* _EXERCISE OBJECTIVE_
Every record below should be transcribed exactly. Omit the images.

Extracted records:
# # # # #
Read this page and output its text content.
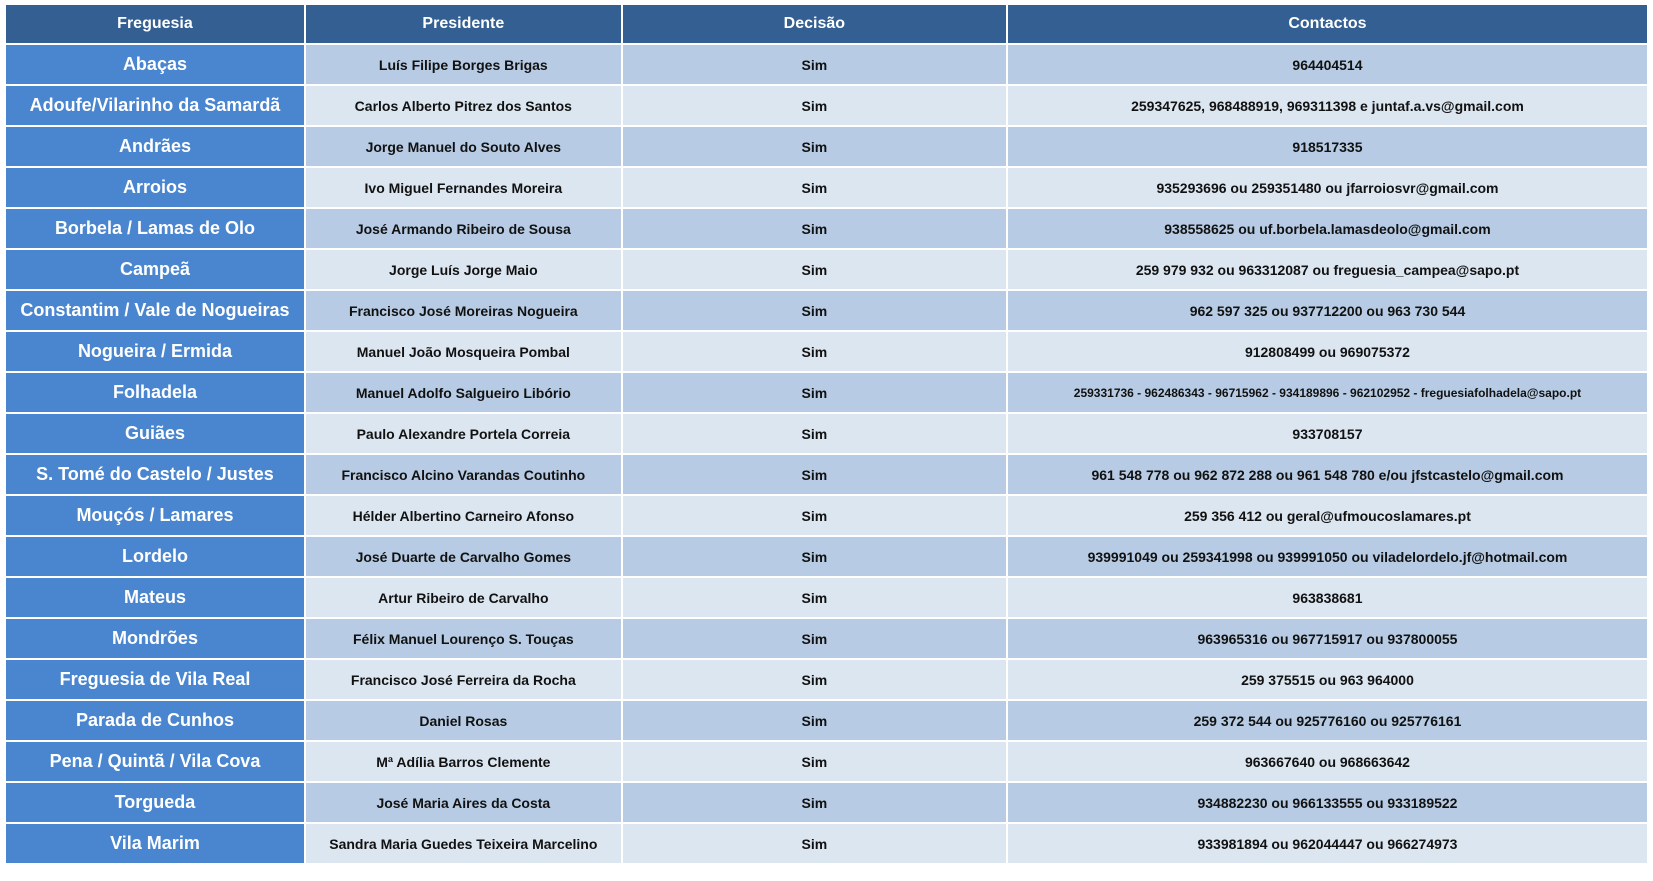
Freguesia	Presidente	Decisão	Contactos
Abaças	Luís Filipe Borges Brigas	Sim	964404514
Adoufe/Vilarinho da Samardã	Carlos Alberto Pitrez dos Santos	Sim	259347625, 968488919, 969311398 e juntaf.a.vs@gmail.com
Andrães	Jorge Manuel do Souto Alves	Sim	918517335
Arroios	Ivo Miguel Fernandes Moreira	Sim	935293696 ou 259351480 ou jfarroiosvr@gmail.com
Borbela / Lamas de Olo	José Armando Ribeiro de Sousa	Sim	938558625 ou uf.borbela.lamasdeolo@gmail.com
Campeã	Jorge Luís Jorge Maio	Sim	259 979 932 ou 963312087 ou freguesia_campea@sapo.pt
Constantim / Vale de Nogueiras	Francisco José Moreiras Nogueira	Sim	962 597 325 ou 937712200 ou 963 730 544
Nogueira / Ermida	Manuel João Mosqueira Pombal	Sim	912808499 ou 969075372
Folhadela	Manuel Adolfo Salgueiro Libório	Sim	259331736 - 962486343 - 96715962 - 934189896 - 962102952 - freguesiafolhadela@sapo.pt
Guiães	Paulo Alexandre Portela Correia	Sim	933708157
S. Tomé do Castelo / Justes	Francisco Alcino Varandas Coutinho	Sim	961 548 778 ou 962 872 288 ou 961 548 780 e/ou jfstcastelo@gmail.com
Mouçós / Lamares	Hélder Albertino Carneiro Afonso	Sim	259 356 412 ou geral@ufmoucoslamares.pt
Lordelo	José Duarte de Carvalho Gomes	Sim	939991049 ou 259341998 ou 939991050 ou viladelordelo.jf@hotmail.com
Mateus	Artur Ribeiro de Carvalho	Sim	963838681
Mondrões	Félix Manuel Lourenço S. Touças	Sim	963965316 ou 967715917 ou 937800055
Freguesia de Vila Real	Francisco José Ferreira da Rocha	Sim	259 375515 ou 963 964000
Parada de Cunhos	Daniel Rosas	Sim	259 372 544 ou 925776160 ou 925776161
Pena / Quintã / Vila Cova	Mª Adília Barros Clemente	Sim	963667640 ou 968663642
Torgueda	José Maria Aires da Costa	Sim	934882230 ou 966133555 ou 933189522
Vila Marim	Sandra Maria Guedes Teixeira Marcelino	Sim	933981894 ou 962044447 ou 966274973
# # # # #
* _TASK RESPONSE_
Read this page and output its text content.
Freguesia	Presidente	Decisão	Contactos
Abaças	Luís Filipe Borges Brigas	Sim	964404514
Adoufe/Vilarinho da Samardã	Carlos Alberto Pitrez dos Santos	Sim	259347625, 968488919, 969311398 e juntaf.a.vs@gmail.com
Andrães	Jorge Manuel do Souto Alves	Sim	918517335
Arroios	Ivo Miguel Fernandes Moreira	Sim	935293696 ou 259351480 ou jfarroiosvr@gmail.com
Borbela / Lamas de Olo	José Armando Ribeiro de Sousa	Sim	938558625 ou uf.borbela.lamasdeolo@gmail.com
Campeã	Jorge Luís Jorge Maio	Sim	259 979 932 ou 963312087 ou freguesia_campea@sapo.pt
Constantim / Vale de Nogueiras	Francisco José Moreiras Nogueira	Sim	962 597 325 ou 937712200 ou 963 730 544
Nogueira / Ermida	Manuel João Mosqueira Pombal	Sim	912808499 ou 969075372
Folhadela	Manuel Adolfo Salgueiro Libório	Sim	259331736 - 962486343 - 96715962 - 934189896 - 962102952 - freguesiafolhadela@sapo.pt
Guiães	Paulo Alexandre Portela Correia	Sim	933708157
S. Tomé do Castelo / Justes	Francisco Alcino Varandas Coutinho	Sim	961 548 778 ou 962 872 288 ou 961 548 780 e/ou jfstcastelo@gmail.com
Mouçós / Lamares	Hélder Albertino Carneiro Afonso	Sim	259 356 412 ou geral@ufmoucoslamares.pt
Lordelo	José Duarte de Carvalho Gomes	Sim	939991049 ou 259341998 ou 939991050 ou viladelordelo.jf@hotmail.com
Mateus	Artur Ribeiro de Carvalho	Sim	963838681
Mondrões	Félix Manuel Lourenço S. Touças	Sim	963965316 ou 967715917 ou 937800055
Freguesia de Vila Real	Francisco José Ferreira da Rocha	Sim	259 375515 ou 963 964000
Parada de Cunhos	Daniel Rosas	Sim	259 372 544 ou 925776160 ou 925776161
Pena / Quintã / Vila Cova	Mª Adília Barros Clemente	Sim	963667640 ou 968663642
Torgueda	José Maria Aires da Costa	Sim	934882230 ou 966133555 ou 933189522
Vila Marim	Sandra Maria Guedes Teixeira Marcelino	Sim	933981894 ou 962044447 ou 966274973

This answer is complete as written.